* start DATA RECORDS *

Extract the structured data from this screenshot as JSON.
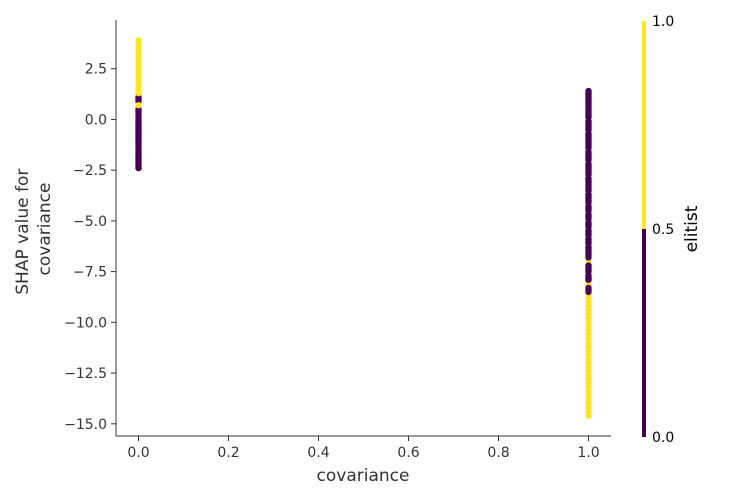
{
  "chart_data": {
    "type": "scatter",
    "title": "",
    "xlabel": "covariance",
    "ylabel_lines": [
      "SHAP value for",
      "covariance"
    ],
    "xlim": [
      -0.05,
      1.05
    ],
    "ylim": [
      -15.6,
      4.9
    ],
    "xticks": [
      0.0,
      0.2,
      0.4,
      0.6,
      0.8,
      1.0
    ],
    "xtick_labels": [
      "0.0",
      "0.2",
      "0.4",
      "0.6",
      "0.8",
      "1.0"
    ],
    "yticks": [
      2.5,
      0.0,
      -2.5,
      -5.0,
      -7.5,
      -10.0,
      -12.5,
      -15.0
    ],
    "ytick_labels": [
      "2.5",
      "0.0",
      "−2.5",
      "−5.0",
      "−7.5",
      "−10.0",
      "−12.5",
      "−15.0"
    ],
    "grid": false,
    "colorbar": {
      "label": "elitist",
      "range": [
        0.0,
        1.0
      ],
      "ticks": [
        0.0,
        0.5,
        1.0
      ],
      "tick_labels": [
        "0.0",
        "0.5",
        "1.0"
      ],
      "color_low": "#440154",
      "color_high": "#fde725"
    },
    "series": [
      {
        "x": 0.0,
        "color": "#440154",
        "points": [
          -2.4,
          -2.3,
          -2.2,
          -2.1,
          -2.0,
          -1.9,
          -1.8,
          -1.7,
          -1.6,
          -1.5,
          -1.4,
          -1.3,
          -1.2,
          -1.1,
          -1.0,
          -0.9,
          -0.8,
          -0.7,
          -0.6,
          -0.5,
          -0.4,
          -0.3,
          -0.2,
          -0.1,
          0.0,
          0.1,
          0.2,
          0.3,
          0.4,
          0.5,
          0.9,
          1.0,
          1.1
        ]
      },
      {
        "x": 0.0,
        "color": "#fde725",
        "points": [
          0.7,
          1.3,
          1.5,
          1.7,
          1.9,
          2.1,
          2.3,
          2.5,
          2.7,
          2.9,
          3.1,
          3.3,
          3.5,
          3.7,
          3.9
        ]
      },
      {
        "x": 1.0,
        "color": "#fde725",
        "points": [
          -14.6,
          -14.4,
          -14.2,
          -14.0,
          -13.8,
          -13.6,
          -13.4,
          -13.2,
          -13.0,
          -12.8,
          -12.6,
          -12.4,
          -12.2,
          -12.0,
          -11.8,
          -11.6,
          -11.4,
          -11.2,
          -11.0,
          -10.8,
          -10.6,
          -10.4,
          -10.2,
          -10.0,
          -9.8,
          -9.6,
          -9.4,
          -9.2,
          -9.0,
          -8.8,
          -8.6,
          -8.2,
          -8.1,
          -8.0,
          -7.6,
          -7.0,
          -6.9,
          -6.2,
          -5.8,
          -5.4,
          -5.0,
          -4.6,
          -4.2,
          -3.6,
          -2.8,
          -2.1,
          -1.5,
          -0.6,
          0.0
        ]
      },
      {
        "x": 1.0,
        "color": "#440154",
        "points": [
          -8.5,
          -8.4,
          -8.3,
          -7.9,
          -7.8,
          -7.7,
          -7.5,
          -7.4,
          -7.3,
          -7.2,
          -6.8,
          -6.7,
          -6.6,
          -6.5,
          -6.4,
          -6.3,
          -6.1,
          -6.0,
          -5.9,
          -5.7,
          -5.6,
          -5.5,
          -5.3,
          -5.2,
          -5.1,
          -4.9,
          -4.8,
          -4.7,
          -4.5,
          -4.4,
          -4.3,
          -4.1,
          -4.0,
          -3.9,
          -3.8,
          -3.7,
          -3.5,
          -3.4,
          -3.3,
          -3.2,
          -3.1,
          -3.0,
          -2.9,
          -2.7,
          -2.6,
          -2.5,
          -2.4,
          -2.3,
          -2.2,
          -2.0,
          -1.9,
          -1.8,
          -1.7,
          -1.6,
          -1.4,
          -1.3,
          -1.2,
          -1.1,
          -1.0,
          -0.9,
          -0.8,
          -0.7,
          -0.5,
          -0.4,
          -0.3,
          -0.2,
          -0.1,
          0.1,
          0.2,
          0.3,
          0.4,
          0.5,
          0.6,
          0.7,
          0.8,
          0.9,
          1.0,
          1.1,
          1.2,
          1.3,
          1.4
        ]
      }
    ]
  }
}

* end DATA RECORDS *

# PROBLEM
Transcribe all the records above word for word, without their images.

# COMPLETED TASK
Extract the structured data from this screenshot as JSON.
{
  "chart_data": {
    "type": "scatter",
    "title": "",
    "xlabel": "covariance",
    "ylabel_lines": [
      "SHAP value for",
      "covariance"
    ],
    "xlim": [
      -0.05,
      1.05
    ],
    "ylim": [
      -15.6,
      4.9
    ],
    "xticks": [
      0.0,
      0.2,
      0.4,
      0.6,
      0.8,
      1.0
    ],
    "xtick_labels": [
      "0.0",
      "0.2",
      "0.4",
      "0.6",
      "0.8",
      "1.0"
    ],
    "yticks": [
      2.5,
      0.0,
      -2.5,
      -5.0,
      -7.5,
      -10.0,
      -12.5,
      -15.0
    ],
    "ytick_labels": [
      "2.5",
      "0.0",
      "−2.5",
      "−5.0",
      "−7.5",
      "−10.0",
      "−12.5",
      "−15.0"
    ],
    "grid": false,
    "colorbar": {
      "label": "elitist",
      "range": [
        0.0,
        1.0
      ],
      "ticks": [
        0.0,
        0.5,
        1.0
      ],
      "tick_labels": [
        "0.0",
        "0.5",
        "1.0"
      ],
      "color_low": "#440154",
      "color_high": "#fde725"
    },
    "series": [
      {
        "x": 0.0,
        "color": "#440154",
        "points": [
          -2.4,
          -2.3,
          -2.2,
          -2.1,
          -2.0,
          -1.9,
          -1.8,
          -1.7,
          -1.6,
          -1.5,
          -1.4,
          -1.3,
          -1.2,
          -1.1,
          -1.0,
          -0.9,
          -0.8,
          -0.7,
          -0.6,
          -0.5,
          -0.4,
          -0.3,
          -0.2,
          -0.1,
          0.0,
          0.1,
          0.2,
          0.3,
          0.4,
          0.5,
          0.9,
          1.0,
          1.1
        ]
      },
      {
        "x": 0.0,
        "color": "#fde725",
        "points": [
          0.7,
          1.3,
          1.5,
          1.7,
          1.9,
          2.1,
          2.3,
          2.5,
          2.7,
          2.9,
          3.1,
          3.3,
          3.5,
          3.7,
          3.9
        ]
      },
      {
        "x": 1.0,
        "color": "#fde725",
        "points": [
          -14.6,
          -14.4,
          -14.2,
          -14.0,
          -13.8,
          -13.6,
          -13.4,
          -13.2,
          -13.0,
          -12.8,
          -12.6,
          -12.4,
          -12.2,
          -12.0,
          -11.8,
          -11.6,
          -11.4,
          -11.2,
          -11.0,
          -10.8,
          -10.6,
          -10.4,
          -10.2,
          -10.0,
          -9.8,
          -9.6,
          -9.4,
          -9.2,
          -9.0,
          -8.8,
          -8.6,
          -8.2,
          -8.1,
          -8.0,
          -7.6,
          -7.0,
          -6.9,
          -6.2,
          -5.8,
          -5.4,
          -5.0,
          -4.6,
          -4.2,
          -3.6,
          -2.8,
          -2.1,
          -1.5,
          -0.6,
          0.0
        ]
      },
      {
        "x": 1.0,
        "color": "#440154",
        "points": [
          -8.5,
          -8.4,
          -8.3,
          -7.9,
          -7.8,
          -7.7,
          -7.5,
          -7.4,
          -7.3,
          -7.2,
          -6.8,
          -6.7,
          -6.6,
          -6.5,
          -6.4,
          -6.3,
          -6.1,
          -6.0,
          -5.9,
          -5.7,
          -5.6,
          -5.5,
          -5.3,
          -5.2,
          -5.1,
          -4.9,
          -4.8,
          -4.7,
          -4.5,
          -4.4,
          -4.3,
          -4.1,
          -4.0,
          -3.9,
          -3.8,
          -3.7,
          -3.5,
          -3.4,
          -3.3,
          -3.2,
          -3.1,
          -3.0,
          -2.9,
          -2.7,
          -2.6,
          -2.5,
          -2.4,
          -2.3,
          -2.2,
          -2.0,
          -1.9,
          -1.8,
          -1.7,
          -1.6,
          -1.4,
          -1.3,
          -1.2,
          -1.1,
          -1.0,
          -0.9,
          -0.8,
          -0.7,
          -0.5,
          -0.4,
          -0.3,
          -0.2,
          -0.1,
          0.1,
          0.2,
          0.3,
          0.4,
          0.5,
          0.6,
          0.7,
          0.8,
          0.9,
          1.0,
          1.1,
          1.2,
          1.3,
          1.4
        ]
      }
    ]
  }
}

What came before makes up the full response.